Copy each line of the records that holds the string "name".

BEGIN

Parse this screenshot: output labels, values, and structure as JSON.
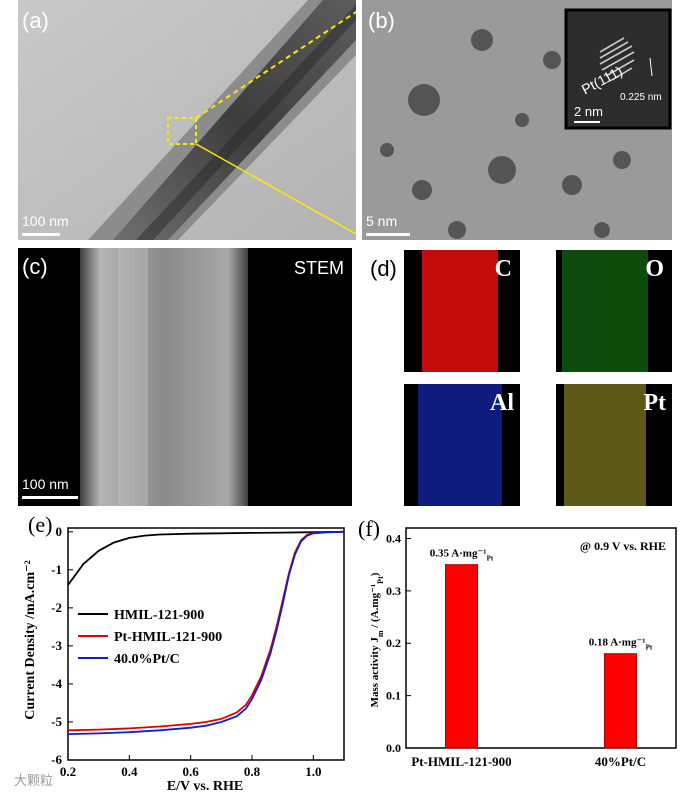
{
  "panel_labels": {
    "a": "(a)",
    "b": "(b)",
    "c": "(c)",
    "d": "(d)",
    "e": "(e)",
    "f": "(f)"
  },
  "scale_bars": {
    "a": "100 nm",
    "b": "5 nm",
    "b_inset": "2 nm",
    "c": "100 nm"
  },
  "inset": {
    "plane": "Pt(111)",
    "spacing": "0.225 nm"
  },
  "stem_label": "STEM",
  "elements": [
    "C",
    "O",
    "Al",
    "Pt"
  ],
  "element_colors": {
    "C": "#e01010",
    "O": "#20a020",
    "Al": "#1a2fd0",
    "Pt": "#c8c030"
  },
  "watermark": "大颗粒",
  "chart_data": [
    {
      "type": "line",
      "panel": "(e)",
      "xlabel": "E/V vs. RHE",
      "ylabel": "Current Density /mA.cm⁻²",
      "xlim": [
        0.2,
        1.1
      ],
      "ylim": [
        -6,
        0.1
      ],
      "xticks": [
        0.2,
        0.4,
        0.6,
        0.8,
        1.0
      ],
      "yticks": [
        0,
        -1,
        -2,
        -3,
        -4,
        -5,
        -6
      ],
      "legend_position": "center-left",
      "series": [
        {
          "name": "HMIL-121-900",
          "color": "#000000",
          "x": [
            0.2,
            0.25,
            0.3,
            0.35,
            0.4,
            0.45,
            0.5,
            0.6,
            0.7,
            0.8,
            0.9,
            1.0,
            1.1
          ],
          "y": [
            -1.4,
            -0.85,
            -0.5,
            -0.28,
            -0.16,
            -0.1,
            -0.07,
            -0.05,
            -0.04,
            -0.03,
            -0.02,
            -0.01,
            0.0
          ]
        },
        {
          "name": "Pt-HMIL-121-900",
          "color": "#e00000",
          "x": [
            0.2,
            0.3,
            0.4,
            0.5,
            0.6,
            0.65,
            0.7,
            0.75,
            0.78,
            0.8,
            0.83,
            0.86,
            0.88,
            0.9,
            0.92,
            0.94,
            0.96,
            0.98,
            1.0,
            1.05,
            1.1
          ],
          "y": [
            -5.22,
            -5.2,
            -5.17,
            -5.12,
            -5.05,
            -5.0,
            -4.92,
            -4.75,
            -4.55,
            -4.3,
            -3.8,
            -3.1,
            -2.5,
            -1.8,
            -1.1,
            -0.55,
            -0.22,
            -0.08,
            -0.03,
            -0.01,
            0.0
          ]
        },
        {
          "name": "40.0%Pt/C",
          "color": "#1020c0",
          "x": [
            0.2,
            0.3,
            0.4,
            0.5,
            0.6,
            0.65,
            0.7,
            0.75,
            0.78,
            0.8,
            0.83,
            0.86,
            0.88,
            0.9,
            0.92,
            0.94,
            0.96,
            0.98,
            1.0,
            1.05,
            1.1
          ],
          "y": [
            -5.32,
            -5.3,
            -5.27,
            -5.22,
            -5.15,
            -5.1,
            -5.0,
            -4.85,
            -4.65,
            -4.4,
            -3.9,
            -3.2,
            -2.6,
            -1.9,
            -1.15,
            -0.6,
            -0.25,
            -0.1,
            -0.04,
            -0.01,
            0.0
          ]
        }
      ]
    },
    {
      "type": "bar",
      "panel": "(f)",
      "categories": [
        "Pt-HMIL-121-900",
        "40%Pt/C"
      ],
      "values": [
        0.35,
        0.18
      ],
      "bar_labels": [
        "0.35 A·mg⁻¹",
        "0.18 A·mg⁻¹"
      ],
      "bar_label_subscript": "Pt",
      "annotation": "@ 0.9 V vs. RHE",
      "ylabel": "Mass activity J",
      "ylabel_sub": "m",
      "ylabel_unit": "/ (A.mg⁻¹",
      "ylabel_unit_sub": "Pt",
      "ylabel_close": ")",
      "ylim": [
        0,
        0.42
      ],
      "yticks": [
        0.0,
        0.1,
        0.2,
        0.3,
        0.4
      ],
      "bar_color": "#ff0000"
    }
  ]
}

END

# Solved exercise
          "name": "HMIL-121-900",
          "name": "Pt-HMIL-121-900",
          "name": "40.0%Pt/C",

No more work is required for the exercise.